__Page excerpt__:
>>>>>
When Catholics and Protestants have discussions about what divides us, Protestants often pepper their Catholic friends with the question, “Where is that in the Bible?” But seldom do they stop to apply the standard of sola scriptura to their own beliefs. If they did, they would find that some of them don’t come from the Bible at all but from a theological tradition they received from a parent or pastor.

Let’s look at three examples of extrabiblical Protestant traditions.

Where does the Bible say we are not purified of sin after death?

The single most common question we receive at Catholic Answers is, “Where is purgatory in the Bible?” But Protestants who assume that Catholic doctrine about the afterlife should be spelled out explicitly in Scripture rarely apply this same standard to their own beliefs about life after death. The Protestant author William Edward Fudge writes:

While the Reformers talked about last things, they never did construct an eschatology using the building blocks of Scripture. . . . Luther and Calvin rejected the Roman Catholic doctrine of purgatory, for example, not because they made a thorough study of scriptural eschatology and found it missing, but because purgatory clearly contradicted the doctrine of justification that they had discovered in the Bible.[1]

Protestants typically believe that every Christian is united with Christ immediately after death, and therefore we will have no need for purification. But the passages they cite in defense of this claim, such as Philippians 1:23 (“My desire is to depart and be with Christ, for that is far better”) and 2 Corinthians 5:8 (“We would rather be away from the body and at home with the Lord”) do not stand up to scrutiny.

If I say, “When I am at work in the office, I am away from my family,” that does not mean the moment I leave my office I will be home with my family (I might have to endure a long daily commute, for example). Likewise, a desire to be with Christ does not prove there will be no process of purification before we achieve that desire. In fact, 2 Corinthians 5:10 teaches that we can be apart from the body but not at home with the Lord: “We must all appear before the judgment seat of Christ, so that each one may receive good or evil, according to what he has done in the body.”

Where does the Bible say we should make Jesus our personal Lord and Savior?

Protestants who object to the Mass or sacraments as unbiblical and unnecessary often say that all we need to do instead is accept Jesus as our Lord and Savior and confess our sins directly to God rather than to some priest.

Setting aside the fact that the Mass and the sacraments are biblical, I would point out the idea of basing one’s faith around a personal relationship with Jesus is not. Concerning the popular “Sinner’s Prayer” (“Dear Lord Jesus, I know I am a sinner, and I ask for your forgiveness. I trust and follow you as my Lord and Savior”), Protestant apologists Matt Slick and Tony Miano note, “There is not a single verse or passage in Scripture, whether in a narrative account or in prescriptive or descriptive texts, regarding the use of a ‘Sinner’s Prayer’ in evangelism. Not one” [emphasis in original].

This doesn’t mean it is wrong to ask Jesus to have a personal relationship with us. It just means that this foundational Protestant belief is not found in Scripture. The Bible also never instructs us to confess our sins to the resurrected Jesus, even though almost all Christians are comfortable doing that. So Protestants who adhere to sola scriptura should rethink their belief in these things—or rethink their belief in sola scriptura.

Protestants often cite 1 John 1:9 to defend confessing sins to God (and not to a priest), because it says, “If we confess [Greek, homologōmen; root homologeō] our sins, he is faithful and just, and will forgive our sins and cleanse us from all unrighteousness.” But this passage doesn’t say we should confess our sins to God alone. The context of the passage concerns what we say or confess to other people rather than what we communicate to God.
<<<<<
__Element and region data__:
>>>>>
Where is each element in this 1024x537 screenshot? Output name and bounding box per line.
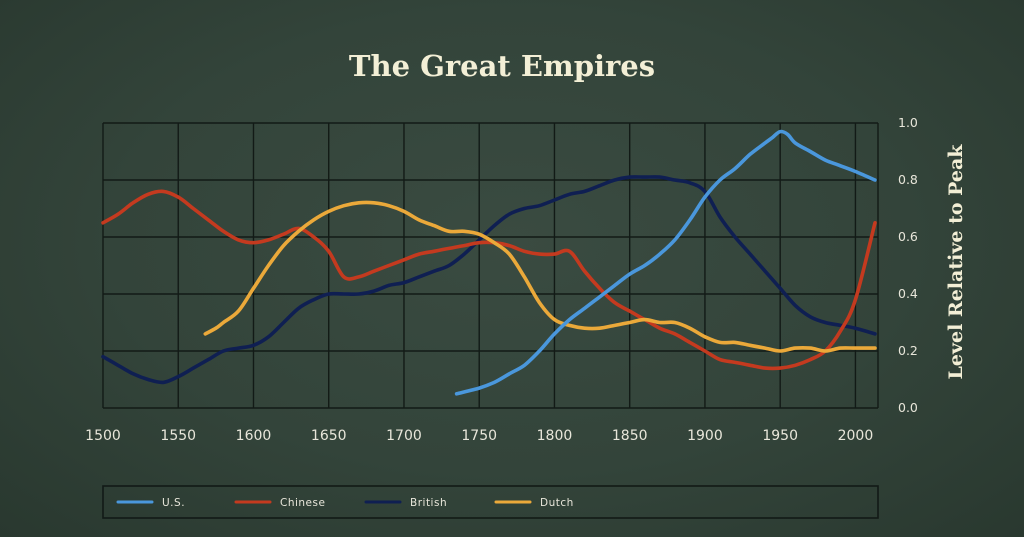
legend-label-dutch: Dutch — [540, 497, 574, 509]
x-tick-label-6: 1800 — [537, 428, 573, 444]
legend-label-chinese: Chinese — [280, 497, 325, 509]
legend: U.S. Chinese British Dutch — [116, 497, 574, 509]
series-lines — [101, 129, 877, 396]
x-tick-label-0: 1500 — [85, 428, 121, 444]
legend-label-british: British — [410, 497, 447, 509]
y-tick-label-5: 1.0 — [898, 115, 918, 130]
series-line-chinese — [101, 189, 877, 371]
y-tick-label-3: 0.6 — [898, 229, 918, 244]
x-tick-label-4: 1700 — [386, 428, 422, 444]
y-tick-label-1: 0.2 — [898, 343, 918, 358]
x-tick-label-9: 1950 — [762, 428, 798, 444]
axis-ticks: 1500 1550 1600 1650 1700 1750 1800 1850 1900 1950… — [85, 115, 918, 444]
legend-box — [102, 485, 879, 519]
y-tick-label-2: 0.4 — [898, 286, 918, 301]
x-tick-label-2: 1600 — [236, 428, 272, 444]
x-tick-label-7: 1850 — [612, 428, 648, 444]
x-tick-label-1: 1550 — [160, 428, 196, 444]
x-tick-label-8: 1900 — [687, 428, 723, 444]
legend-label-us: U.S. — [162, 497, 185, 509]
x-tick-label-5: 1750 — [461, 428, 497, 444]
series-line-british — [101, 175, 877, 385]
y-tick-label-4: 0.8 — [898, 172, 918, 187]
y-tick-label-0: 0.0 — [898, 400, 918, 415]
y-axis-label: Level Relative to Peak — [945, 144, 967, 380]
x-tick-label-10: 2000 — [838, 428, 874, 444]
series-line-us — [454, 129, 877, 396]
chart-title: The Great Empires — [349, 49, 655, 83]
x-tick-label-3: 1650 — [311, 428, 347, 444]
series-line-dutch — [203, 200, 877, 353]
<<<<<
__Problems and tasks__:
#1 Which Bible passages does the article on extrabiblical Protestant traditions cite by book, chapter and verse?
#2 Continue the article on extrabiblical Protestant traditions from its last sentence.

__Exercise responses__:
#1
Philippians 1:23
2 Corinthians 5:8
2 Corinthians 5:10
1 John 1:9

#2
The previous verse, “If we say we have no sin, we deceive ourselves, and the truth is not in us,” and the following verse, “If we say we have not sinned, we make him a liar, and his word is not in us,” describe believers speaking to one another. In fact, aside from Hebrews 13:15, homologeō is never used to describe confessing anything to God. In John’s writings, it is always used to describe confessing a belief to other men. In both the sacrament of confession and anointing of the sick, the priest does not directly forgives sin or heal, but rather he becomes the means by which God grants forgiveness or healing.

Most Protestants would agree with this thinking on something like baptism, since—like Catholics—they usually deny the validity of self-baptism. Those who believe in baptismal regeneration correctly point out that although God alone takes away sin, God does not act alone when he takes away a person’s sins through baptism. Instead, God works through other believers who baptize on his behalf. The same principle applies when God uses a minister to forgive a person’s sins through confession.

Where does the Bible say all revelation ceased after the apostolic age?

Protestants claim that the word of God is confined to what is recorded in Scripture and that no new revelation was given after the last books of the Bible were written. Catholics agree that public revelation, or the deposit of faith, ceased after the death of the last apostolic man (this includes the apostles and their associates like Mark and Luke). We disagree, however, with the idea that this truth can be known from Scripture alone. Protestants who are skeptical of Sacred Tradition should ask why they believe in the cessation of divine revelation, since Scripture does not explicitly address this issue.

Some have argued that this truth is described in Jude 3, which speaks of “the faith which was once for all delivered to the saints,” but this verse on its own cannot support the claim that public revelation has ceased. Protestant apologist John MacArthur says that the Greek word translated “delivered” in this verse “refers to an act completed in the past with no continuing element.” He also says the phrase “once for all” (Greek, hapax) means “nothing needs to be added to the faith that has been delivered ‘once for all.’” This would mean that the “faith” had been delivered before Jude was written, which means Jude and its teaching about the cessation of public revelation would not have been a part of that original deposit of faith.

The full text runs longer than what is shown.